— Begin Provided records —
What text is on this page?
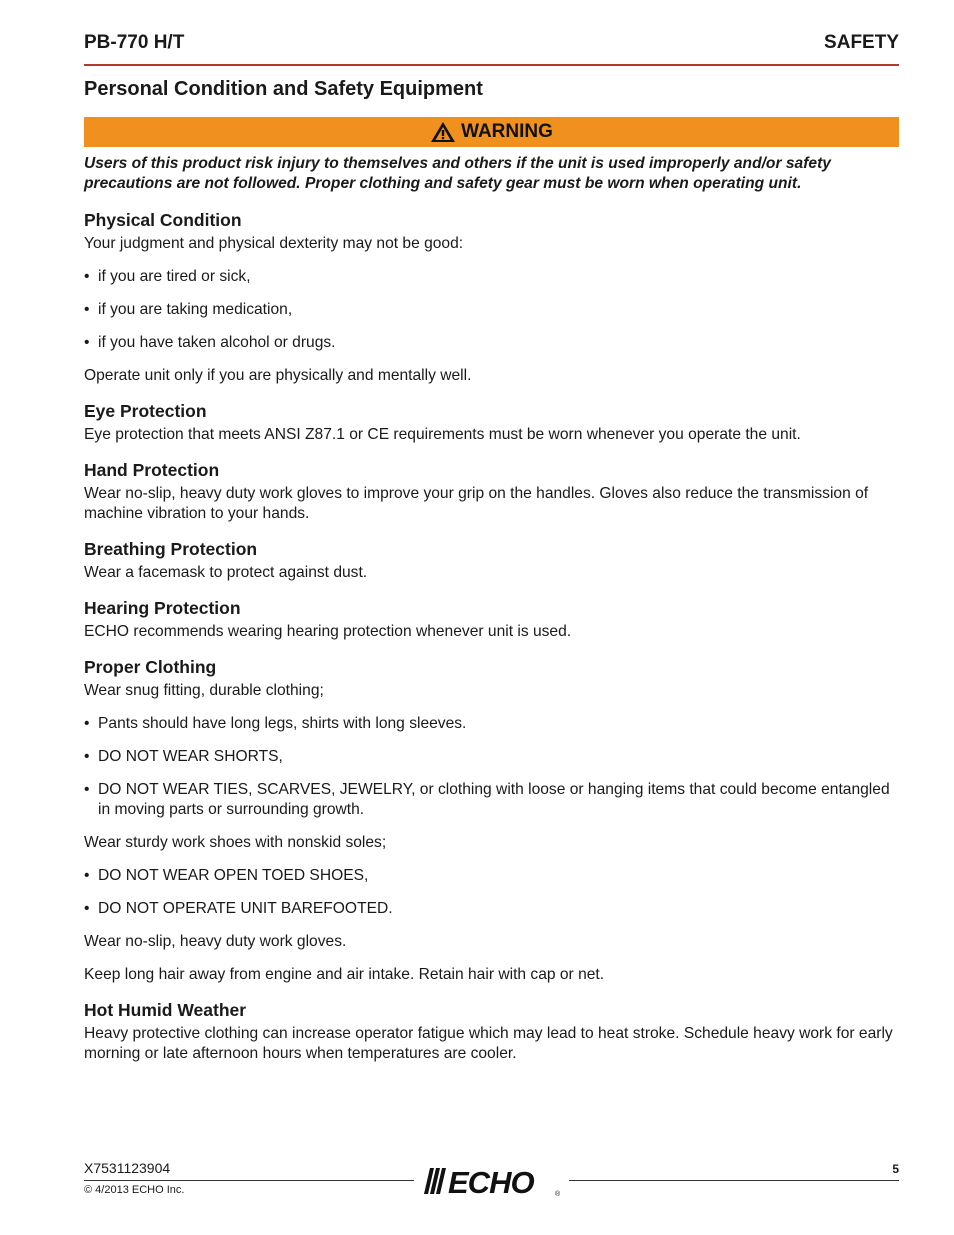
PB-770 H/T	SAFETY
Personal Condition and Safety Equipment
WARNING
Users of this product risk injury to themselves and others if the unit is used improperly and/or safety precautions are not followed. Proper clothing and safety gear must be worn when operating unit.
Physical Condition

Your judgment and physical dexterity may not be good:

• if you are tired or sick,
• if you are taking medication,
• if you have taken alcohol or drugs.

Operate unit only if you are physically and mentally well.

Eye Protection

Eye protection that meets ANSI Z87.1 or CE requirements must be worn whenever you operate the unit.

Hand Protection

Wear no-slip, heavy duty work gloves to improve your grip on the handles. Gloves also reduce the transmission of machine vibration to your hands.

Breathing Protection

Wear a facemask to protect against dust.

Hearing Protection

ECHO recommends wearing hearing protection whenever unit is used.

Proper Clothing

Wear snug fitting, durable clothing;

• Pants should have long legs, shirts with long sleeves.
• DO NOT WEAR SHORTS,
• DO NOT WEAR TIES, SCARVES, JEWELRY, or clothing with loose or hanging items that could become entangled in moving parts or surrounding growth.

Wear sturdy work shoes with nonskid soles;

• DO NOT WEAR OPEN TOED SHOES,
• DO NOT OPERATE UNIT BAREFOOTED.

Wear no-slip, heavy duty work gloves.

Keep long hair away from engine and air intake. Retain hair with cap or net.

Hot Humid Weather

Heavy protective clothing can increase operator fatigue which may lead to heat stroke. Schedule heavy work for early morning or late afternoon hours when temperatures are cooler.

X7531123904
© 4/2013 ECHO Inc.	ECHO	®
5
— End Provided records —
Write the listing above out again exactly, dropping each image.

What text is on this page?
PB-770 H/T	SAFETY
Personal Condition and Safety Equipment
WARNING
Users of this product risk injury to themselves and others if the unit is used improperly and/or safety precautions are not followed. Proper clothing and safety gear must be worn when operating unit.
Physical Condition

Your judgment and physical dexterity may not be good:

• if you are tired or sick,
• if you are taking medication,
• if you have taken alcohol or drugs.

Operate unit only if you are physically and mentally well.

Eye Protection

Eye protection that meets ANSI Z87.1 or CE requirements must be worn whenever you operate the unit.

Hand Protection

Wear no-slip, heavy duty work gloves to improve your grip on the handles. Gloves also reduce the transmission of machine vibration to your hands.

Breathing Protection

Wear a facemask to protect against dust.

Hearing Protection

ECHO recommends wearing hearing protection whenever unit is used.

Proper Clothing

Wear snug fitting, durable clothing;

• Pants should have long legs, shirts with long sleeves.
• DO NOT WEAR SHORTS,
• DO NOT WEAR TIES, SCARVES, JEWELRY, or clothing with loose or hanging items that could become entangled in moving parts or surrounding growth.

Wear sturdy work shoes with nonskid soles;

• DO NOT WEAR OPEN TOED SHOES,
• DO NOT OPERATE UNIT BAREFOOTED.

Wear no-slip, heavy duty work gloves.

Keep long hair away from engine and air intake. Retain hair with cap or net.

Hot Humid Weather

Heavy protective clothing can increase operator fatigue which may lead to heat stroke. Schedule heavy work for early morning or late afternoon hours when temperatures are cooler.

X7531123904
© 4/2013 ECHO Inc.	ECHO	®
5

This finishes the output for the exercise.